■ STATED EXERCISE ■
Look at the entries below and reproduce them exactly.

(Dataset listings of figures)
>>>

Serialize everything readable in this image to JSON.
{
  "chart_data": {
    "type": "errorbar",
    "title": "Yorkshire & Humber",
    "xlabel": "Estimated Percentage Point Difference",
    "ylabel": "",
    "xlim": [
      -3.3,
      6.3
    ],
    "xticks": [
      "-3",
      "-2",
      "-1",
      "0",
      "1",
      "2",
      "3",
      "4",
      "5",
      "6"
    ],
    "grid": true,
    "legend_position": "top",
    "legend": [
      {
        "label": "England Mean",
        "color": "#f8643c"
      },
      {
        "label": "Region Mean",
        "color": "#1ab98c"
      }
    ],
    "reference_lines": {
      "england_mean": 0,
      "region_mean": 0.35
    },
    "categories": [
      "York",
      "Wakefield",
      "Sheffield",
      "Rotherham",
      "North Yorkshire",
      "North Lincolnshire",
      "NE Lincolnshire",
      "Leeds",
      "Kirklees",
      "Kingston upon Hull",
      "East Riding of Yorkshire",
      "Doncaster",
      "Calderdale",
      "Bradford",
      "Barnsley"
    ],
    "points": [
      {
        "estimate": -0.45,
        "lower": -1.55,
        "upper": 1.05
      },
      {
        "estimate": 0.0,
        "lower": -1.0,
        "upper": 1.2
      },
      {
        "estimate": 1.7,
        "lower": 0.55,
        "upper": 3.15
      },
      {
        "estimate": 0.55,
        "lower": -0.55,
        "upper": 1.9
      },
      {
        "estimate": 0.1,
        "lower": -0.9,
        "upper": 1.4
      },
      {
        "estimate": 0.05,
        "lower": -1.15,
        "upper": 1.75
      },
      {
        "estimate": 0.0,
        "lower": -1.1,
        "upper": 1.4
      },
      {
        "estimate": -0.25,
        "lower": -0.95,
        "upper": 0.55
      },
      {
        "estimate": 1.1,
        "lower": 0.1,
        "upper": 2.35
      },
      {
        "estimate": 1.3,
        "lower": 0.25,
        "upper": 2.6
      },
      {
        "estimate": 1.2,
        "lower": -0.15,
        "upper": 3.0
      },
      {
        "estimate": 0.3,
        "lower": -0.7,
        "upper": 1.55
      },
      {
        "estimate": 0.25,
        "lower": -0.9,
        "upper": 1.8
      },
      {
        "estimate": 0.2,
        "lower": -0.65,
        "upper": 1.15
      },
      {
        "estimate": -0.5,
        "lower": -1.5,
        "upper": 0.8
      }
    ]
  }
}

<<<

■ CORRECT RESULT ■
Serialize everything readable in this image to JSON.
{
  "chart_data": {
    "type": "errorbar",
    "title": "Yorkshire & Humber",
    "xlabel": "Estimated Percentage Point Difference",
    "ylabel": "",
    "xlim": [
      -3.3,
      6.3
    ],
    "xticks": [
      "-3",
      "-2",
      "-1",
      "0",
      "1",
      "2",
      "3",
      "4",
      "5",
      "6"
    ],
    "grid": true,
    "legend_position": "top",
    "legend": [
      {
        "label": "England Mean",
        "color": "#f8643c"
      },
      {
        "label": "Region Mean",
        "color": "#1ab98c"
      }
    ],
    "reference_lines": {
      "england_mean": 0,
      "region_mean": 0.35
    },
    "categories": [
      "York",
      "Wakefield",
      "Sheffield",
      "Rotherham",
      "North Yorkshire",
      "North Lincolnshire",
      "NE Lincolnshire",
      "Leeds",
      "Kirklees",
      "Kingston upon Hull",
      "East Riding of Yorkshire",
      "Doncaster",
      "Calderdale",
      "Bradford",
      "Barnsley"
    ],
    "points": [
      {
        "estimate": -0.45,
        "lower": -1.55,
        "upper": 1.05
      },
      {
        "estimate": 0.0,
        "lower": -1.0,
        "upper": 1.2
      },
      {
        "estimate": 1.7,
        "lower": 0.55,
        "upper": 3.15
      },
      {
        "estimate": 0.55,
        "lower": -0.55,
        "upper": 1.9
      },
      {
        "estimate": 0.1,
        "lower": -0.9,
        "upper": 1.4
      },
      {
        "estimate": 0.05,
        "lower": -1.15,
        "upper": 1.75
      },
      {
        "estimate": 0.0,
        "lower": -1.1,
        "upper": 1.4
      },
      {
        "estimate": -0.25,
        "lower": -0.95,
        "upper": 0.55
      },
      {
        "estimate": 1.1,
        "lower": 0.1,
        "upper": 2.35
      },
      {
        "estimate": 1.3,
        "lower": 0.25,
        "upper": 2.6
      },
      {
        "estimate": 1.2,
        "lower": -0.15,
        "upper": 3.0
      },
      {
        "estimate": 0.3,
        "lower": -0.7,
        "upper": 1.55
      },
      {
        "estimate": 0.25,
        "lower": -0.9,
        "upper": 1.8
      },
      {
        "estimate": 0.2,
        "lower": -0.65,
        "upper": 1.15
      },
      {
        "estimate": -0.5,
        "lower": -1.5,
        "upper": 0.8
      }
    ]
  }
}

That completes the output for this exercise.